◆ Stated problem
Would you return the complete listing below word for word?

◆ Provided data
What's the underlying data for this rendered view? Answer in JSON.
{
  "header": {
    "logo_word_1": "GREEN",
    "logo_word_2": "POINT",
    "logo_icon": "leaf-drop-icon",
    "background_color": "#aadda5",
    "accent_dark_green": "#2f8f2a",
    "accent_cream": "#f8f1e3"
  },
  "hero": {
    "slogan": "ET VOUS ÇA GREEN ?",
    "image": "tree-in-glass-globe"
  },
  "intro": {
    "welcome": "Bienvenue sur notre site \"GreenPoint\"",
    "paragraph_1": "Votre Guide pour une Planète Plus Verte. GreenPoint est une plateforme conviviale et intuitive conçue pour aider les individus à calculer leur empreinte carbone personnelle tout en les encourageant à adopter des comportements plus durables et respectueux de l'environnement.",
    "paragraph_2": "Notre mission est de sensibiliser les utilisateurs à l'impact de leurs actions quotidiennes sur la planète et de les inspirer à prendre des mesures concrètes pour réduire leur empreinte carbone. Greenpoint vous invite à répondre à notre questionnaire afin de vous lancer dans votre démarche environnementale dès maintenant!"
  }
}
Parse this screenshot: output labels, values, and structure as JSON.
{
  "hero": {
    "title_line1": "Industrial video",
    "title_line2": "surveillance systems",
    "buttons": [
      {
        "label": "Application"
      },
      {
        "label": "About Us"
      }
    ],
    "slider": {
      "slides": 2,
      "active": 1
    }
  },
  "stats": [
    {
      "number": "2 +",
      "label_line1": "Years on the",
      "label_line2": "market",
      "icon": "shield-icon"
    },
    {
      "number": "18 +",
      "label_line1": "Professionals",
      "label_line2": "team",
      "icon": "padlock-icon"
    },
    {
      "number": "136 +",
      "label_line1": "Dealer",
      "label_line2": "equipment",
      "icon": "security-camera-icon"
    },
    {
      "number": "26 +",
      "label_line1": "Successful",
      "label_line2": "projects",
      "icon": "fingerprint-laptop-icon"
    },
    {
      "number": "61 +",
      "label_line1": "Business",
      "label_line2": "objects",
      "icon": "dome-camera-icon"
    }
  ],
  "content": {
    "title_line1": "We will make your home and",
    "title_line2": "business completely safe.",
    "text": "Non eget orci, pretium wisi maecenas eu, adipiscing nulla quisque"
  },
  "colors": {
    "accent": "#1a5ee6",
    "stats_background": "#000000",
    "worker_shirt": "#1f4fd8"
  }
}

◆ Full response
What's the underlying data for this rendered view? Answer in JSON.
{
  "header": {
    "logo_word_1": "GREEN",
    "logo_word_2": "POINT",
    "logo_icon": "leaf-drop-icon",
    "background_color": "#aadda5",
    "accent_dark_green": "#2f8f2a",
    "accent_cream": "#f8f1e3"
  },
  "hero": {
    "slogan": "ET VOUS ÇA GREEN ?",
    "image": "tree-in-glass-globe"
  },
  "intro": {
    "welcome": "Bienvenue sur notre site \"GreenPoint\"",
    "paragraph_1": "Votre Guide pour une Planète Plus Verte. GreenPoint est une plateforme conviviale et intuitive conçue pour aider les individus à calculer leur empreinte carbone personnelle tout en les encourageant à adopter des comportements plus durables et respectueux de l'environnement.",
    "paragraph_2": "Notre mission est de sensibiliser les utilisateurs à l'impact de leurs actions quotidiennes sur la planète et de les inspirer à prendre des mesures concrètes pour réduire leur empreinte carbone. Greenpoint vous invite à répondre à notre questionnaire afin de vous lancer dans votre démarche environnementale dès maintenant!"
  }
}
Parse this screenshot: output labels, values, and structure as JSON.
{
  "hero": {
    "title_line1": "Industrial video",
    "title_line2": "surveillance systems",
    "buttons": [
      {
        "label": "Application"
      },
      {
        "label": "About Us"
      }
    ],
    "slider": {
      "slides": 2,
      "active": 1
    }
  },
  "stats": [
    {
      "number": "2 +",
      "label_line1": "Years on the",
      "label_line2": "market",
      "icon": "shield-icon"
    },
    {
      "number": "18 +",
      "label_line1": "Professionals",
      "label_line2": "team",
      "icon": "padlock-icon"
    },
    {
      "number": "136 +",
      "label_line1": "Dealer",
      "label_line2": "equipment",
      "icon": "security-camera-icon"
    },
    {
      "number": "26 +",
      "label_line1": "Successful",
      "label_line2": "projects",
      "icon": "fingerprint-laptop-icon"
    },
    {
      "number": "61 +",
      "label_line1": "Business",
      "label_line2": "objects",
      "icon": "dome-camera-icon"
    }
  ],
  "content": {
    "title_line1": "We will make your home and",
    "title_line2": "business completely safe.",
    "text": "Non eget orci, pretium wisi maecenas eu, adipiscing nulla quisque"
  },
  "colors": {
    "accent": "#1a5ee6",
    "stats_background": "#000000",
    "worker_shirt": "#1f4fd8"
  }
}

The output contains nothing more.